:: WRITTEN INSTRUCTION ::
Transcribe the listing that follows in full, omitting pictures.

## Begin GIVEN DATA

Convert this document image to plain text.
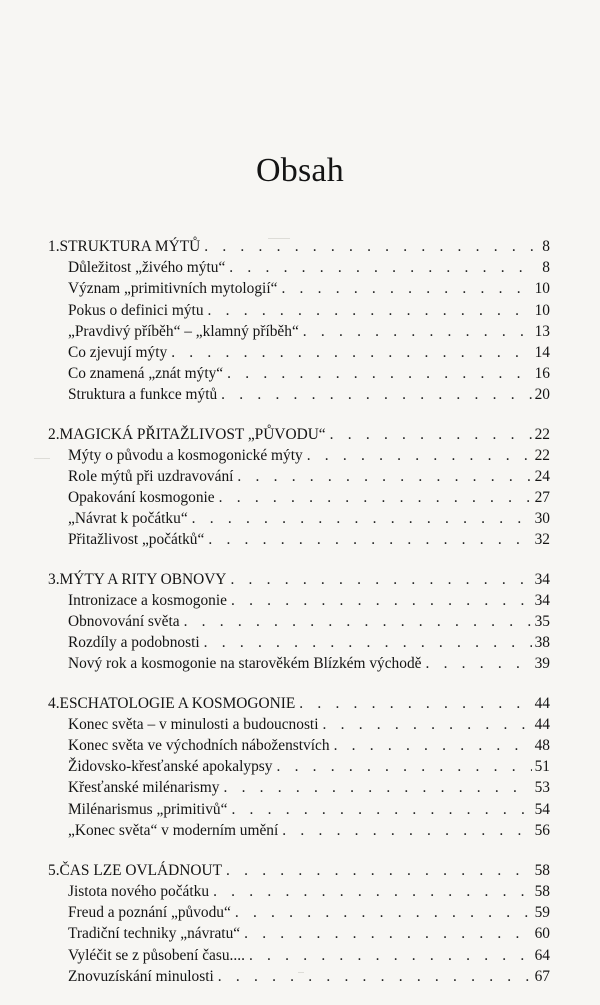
Obsah
1. STRUKTURA MÝTŮ . . .	8
Důležitost „živého mýtu“ . . .	8
Význam „primitivních mytologií“ . . .	10
Pokus o definici mýtu . . .	10
„Pravdivý příběh“ – „klamný příběh“ . . .	13
Co zjevují mýty . . .	14
Co znamená „znát mýty“ . . .	16
Struktura a funkce mýtů . . .	20
2. MAGICKÁ PŘITAŽLIVOST „PŮVODU“ . . .	22
Mýty o původu a kosmogonické mýty . . .	22
Role mýtů při uzdravování . . .	24
Opakování kosmogonie . . .	27
„Návrat k počátku“ . . .	30
Přitažlivost „počátků“ . . .	32
3. MÝTY A RITY OBNOVY . . .	34
Intronizace a kosmogonie . . .	34
Obnovování světa . . .	35
Rozdíly a podobnosti . . .	38
Nový rok a kosmogonie na starověkém Blízkém východě . . .	39
4. ESCHATOLOGIE A KOSMOGONIE . . .	44
Konec světa – v minulosti a budoucnosti . . .	44
Konec světa ve východních náboženstvích . . .	48
Židovsko-křesťanské apokalypsy . . .	51
Křesťanské milénarismy . . .	53
Milénarismus „primitivů“ . . .	54
„Konec světa“ v moderním umění . . .	56
5. ČAS LZE OVLÁDNOUT . . .	58
Jistota nového počátku . . .	58
Freud a poznání „původu“ . . .	59
Tradiční techniky „návratu“ . . .	60
Vyléčit se z působení času.... . . .	64
Znovuzískání minulosti . . .	67
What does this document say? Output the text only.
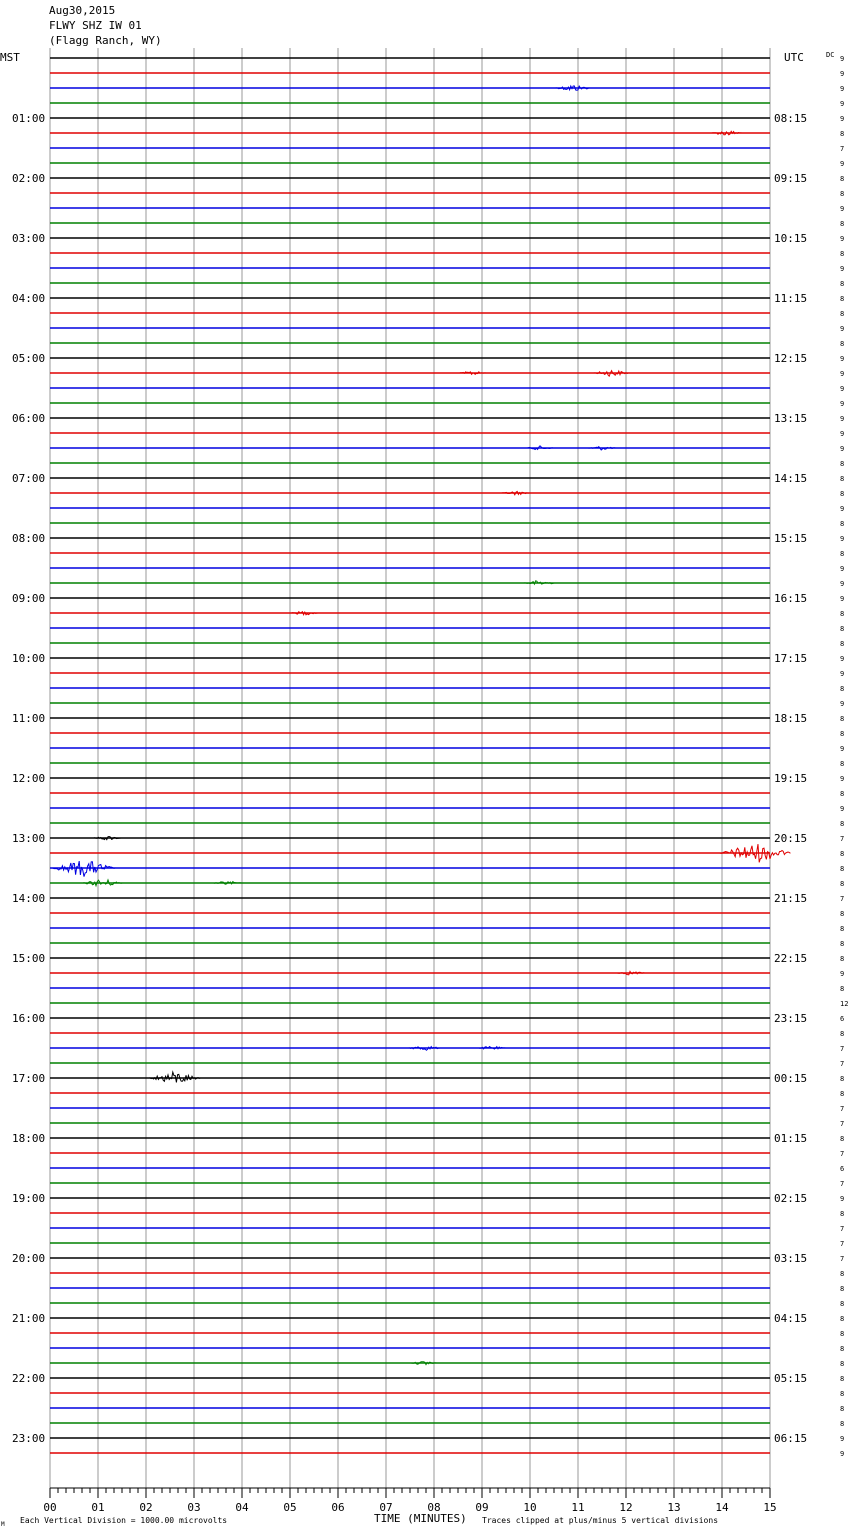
Aug30,2015
FLWY SHZ IW 01
(Flagg Ranch, WY)
9
9
9
9
9
8
7
9
8
8
9
8
9
8
9
8
8
8
9
8
9
9
9
9
9
9
9
8
8
8
9
8
9
8
9
9
9
8
8
8
9
9
8
9
8
8
9
8
9
8
9
8
7
8
8
8
7
8
8
8
8
9
8
12
6
8
7
7
8
8
7
7
8
7
6
7
9
8
7
7
7
8
8
8
8
8
8
8
8
8
8
8
9
9
01:00
02:00
03:00
04:00
05:00
06:00
07:00
08:00
09:00
10:00
11:00
12:00
13:00
14:00
15:00
16:00
17:00
18:00
19:00
20:00
21:00
22:00
23:00
08:15
09:15
10:15
11:15
12:15
13:15
14:15
15:15
16:15
17:15
18:15
19:15
20:15
21:15
22:15
23:15
00:15
01:15
02:15
03:15
04:15
05:15
06:15
00	01	02	03	04	05	06	07	08	09	10	11	12	13	14	15
MST	UTC	DC
M Each Vertical Division = 1000.00 microvolts	TIME (MINUTES) Traces clipped at plus/minus 5 vertical divisions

## End GIVEN DATA

:: RESULT FOR THIS EXERCISE ::
Convert this document image to plain text.
Obsah
1. STRUKTURA MÝTŮ . . .	8
Důležitost „živého mýtu“ . . .	8
Význam „primitivních mytologií“ . . .	10
Pokus o definici mýtu . . .	10
„Pravdivý příběh“ – „klamný příběh“ . . .	13
Co zjevují mýty . . .	14
Co znamená „znát mýty“ . . .	16
Struktura a funkce mýtů . . .	20
2. MAGICKÁ PŘITAŽLIVOST „PŮVODU“ . . .	22
Mýty o původu a kosmogonické mýty . . .	22
Role mýtů při uzdravování . . .	24
Opakování kosmogonie . . .	27
„Návrat k počátku“ . . .	30
Přitažlivost „počátků“ . . .	32
3. MÝTY A RITY OBNOVY . . .	34
Intronizace a kosmogonie . . .	34
Obnovování světa . . .	35
Rozdíly a podobnosti . . .	38
Nový rok a kosmogonie na starověkém Blízkém východě . . .	39
4. ESCHATOLOGIE A KOSMOGONIE . . .	44
Konec světa – v minulosti a budoucnosti . . .	44
Konec světa ve východních náboženstvích . . .	48
Židovsko-křesťanské apokalypsy . . .	51
Křesťanské milénarismy . . .	53
Milénarismus „primitivů“ . . .	54
„Konec světa“ v moderním umění . . .	56
5. ČAS LZE OVLÁDNOUT . . .	58
Jistota nového počátku . . .	58
Freud a poznání „původu“ . . .	59
Tradiční techniky „návratu“ . . .	60
Vyléčit se z působení času.... . . .	64
Znovuzískání minulosti . . .	67
What does this document say? Output the text only.
Aug30,2015
FLWY SHZ IW 01
(Flagg Ranch, WY)
9
9
9
9
9
8
7
9
8
8
9
8
9
8
9
8
8
8
9
8
9
9
9
9
9
9
9
8
8
8
9
8
9
8
9
9
9
8
8
8
9
9
8
9
8
8
9
8
9
8
9
8
7
8
8
8
7
8
8
8
8
9
8
12
6
8
7
7
8
8
7
7
8
7
6
7
9
8
7
7
7
8
8
8
8
8
8
8
8
8
8
8
9
9
01:00
02:00
03:00
04:00
05:00
06:00
07:00
08:00
09:00
10:00
11:00
12:00
13:00
14:00
15:00
16:00
17:00
18:00
19:00
20:00
21:00
22:00
23:00
08:15
09:15
10:15
11:15
12:15
13:15
14:15
15:15
16:15
17:15
18:15
19:15
20:15
21:15
22:15
23:15
00:15
01:15
02:15
03:15
04:15
05:15
06:15
00	01	02	03	04	05	06	07	08	09	10	11	12	13	14	15
MST	UTC	DC
M Each Vertical Division = 1000.00 microvolts	TIME (MINUTES) Traces clipped at plus/minus 5 vertical divisions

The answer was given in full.